§ Problem description
Repeat the listing in full, preserving every character.

== Supplied records ==

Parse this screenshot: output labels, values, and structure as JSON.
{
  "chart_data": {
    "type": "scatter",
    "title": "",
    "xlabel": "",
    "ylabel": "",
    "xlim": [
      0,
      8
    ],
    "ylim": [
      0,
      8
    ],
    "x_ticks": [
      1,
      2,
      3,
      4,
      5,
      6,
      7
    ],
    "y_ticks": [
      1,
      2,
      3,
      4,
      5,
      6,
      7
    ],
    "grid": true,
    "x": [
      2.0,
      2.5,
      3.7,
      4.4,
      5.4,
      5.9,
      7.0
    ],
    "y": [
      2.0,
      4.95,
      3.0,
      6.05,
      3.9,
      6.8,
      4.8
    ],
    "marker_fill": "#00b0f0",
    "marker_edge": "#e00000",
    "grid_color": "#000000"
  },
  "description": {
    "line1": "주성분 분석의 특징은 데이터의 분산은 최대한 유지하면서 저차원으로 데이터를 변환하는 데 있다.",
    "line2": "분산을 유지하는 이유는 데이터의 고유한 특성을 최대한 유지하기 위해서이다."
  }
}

===

§ Task solution
Parse this screenshot: output labels, values, and structure as JSON.
{
  "chart_data": {
    "type": "scatter",
    "title": "",
    "xlabel": "",
    "ylabel": "",
    "xlim": [
      0,
      8
    ],
    "ylim": [
      0,
      8
    ],
    "x_ticks": [
      1,
      2,
      3,
      4,
      5,
      6,
      7
    ],
    "y_ticks": [
      1,
      2,
      3,
      4,
      5,
      6,
      7
    ],
    "grid": true,
    "x": [
      2.0,
      2.5,
      3.7,
      4.4,
      5.4,
      5.9,
      7.0
    ],
    "y": [
      2.0,
      4.95,
      3.0,
      6.05,
      3.9,
      6.8,
      4.8
    ],
    "marker_fill": "#00b0f0",
    "marker_edge": "#e00000",
    "grid_color": "#000000"
  },
  "description": {
    "line1": "주성분 분석의 특징은 데이터의 분산은 최대한 유지하면서 저차원으로 데이터를 변환하는 데 있다.",
    "line2": "분산을 유지하는 이유는 데이터의 고유한 특성을 최대한 유지하기 위해서이다."
  }
}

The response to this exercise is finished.